WRITTEN TASK:
Reproduce every entry below precisely. Pictures are excluded from the copy.

RECORDS SUPPLIED:
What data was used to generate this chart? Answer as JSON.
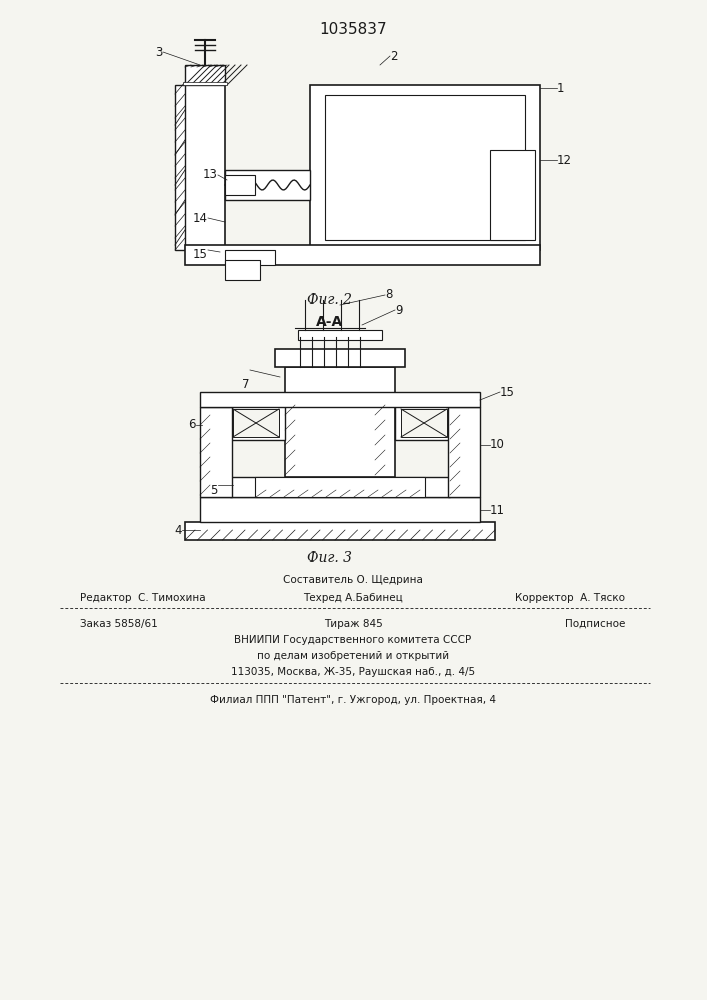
{
  "patent_number": "1035837",
  "fig2_label": "Фиг. 2",
  "fig3_label": "Фиг. 3",
  "section_label": "А-А",
  "footer_line1": "Составитель О. Щедрина",
  "footer_line2_left": "Редактор  С. Тимохина",
  "footer_line2_mid": "Техред А.Бабинец",
  "footer_line2_right": "Корректор  А. Тяско",
  "footer_line3_left": "Заказ 5858/61",
  "footer_line3_mid": "Тираж 845",
  "footer_line3_right": "Подписное",
  "footer_line4": "ВНИИПИ Государственного комитета СССР",
  "footer_line5": "по делам изобретений и открытий",
  "footer_line6": "113035, Москва, Ж-35, Раушская наб., д. 4/5",
  "footer_dashed": "- - - - - - - - - - - - - - - - - - - - - - - - - - - - - - - - - - - - - -",
  "footer_last": "Филиал ППП \"Патент\", г. Ужгород, ул. Проектная, 4",
  "bg_color": "#f5f5f0",
  "line_color": "#1a1a1a",
  "hatch_color": "#1a1a1a"
}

FULL OUTPUT:
What data was used to generate this chart? Answer as JSON.
{
  "patent_number": "1035837",
  "fig2_label": "Фиг. 2",
  "fig3_label": "Фиг. 3",
  "section_label": "А-А",
  "footer_line1": "Составитель О. Щедрина",
  "footer_line2_left": "Редактор  С. Тимохина",
  "footer_line2_mid": "Техред А.Бабинец",
  "footer_line2_right": "Корректор  А. Тяско",
  "footer_line3_left": "Заказ 5858/61",
  "footer_line3_mid": "Тираж 845",
  "footer_line3_right": "Подписное",
  "footer_line4": "ВНИИПИ Государственного комитета СССР",
  "footer_line5": "по делам изобретений и открытий",
  "footer_line6": "113035, Москва, Ж-35, Раушская наб., д. 4/5",
  "footer_dashed": "- - - - - - - - - - - - - - - - - - - - - - - - - - - - - - - - - - - - - -",
  "footer_last": "Филиал ППП \"Патент\", г. Ужгород, ул. Проектная, 4",
  "bg_color": "#f5f5f0",
  "line_color": "#1a1a1a",
  "hatch_color": "#1a1a1a"
}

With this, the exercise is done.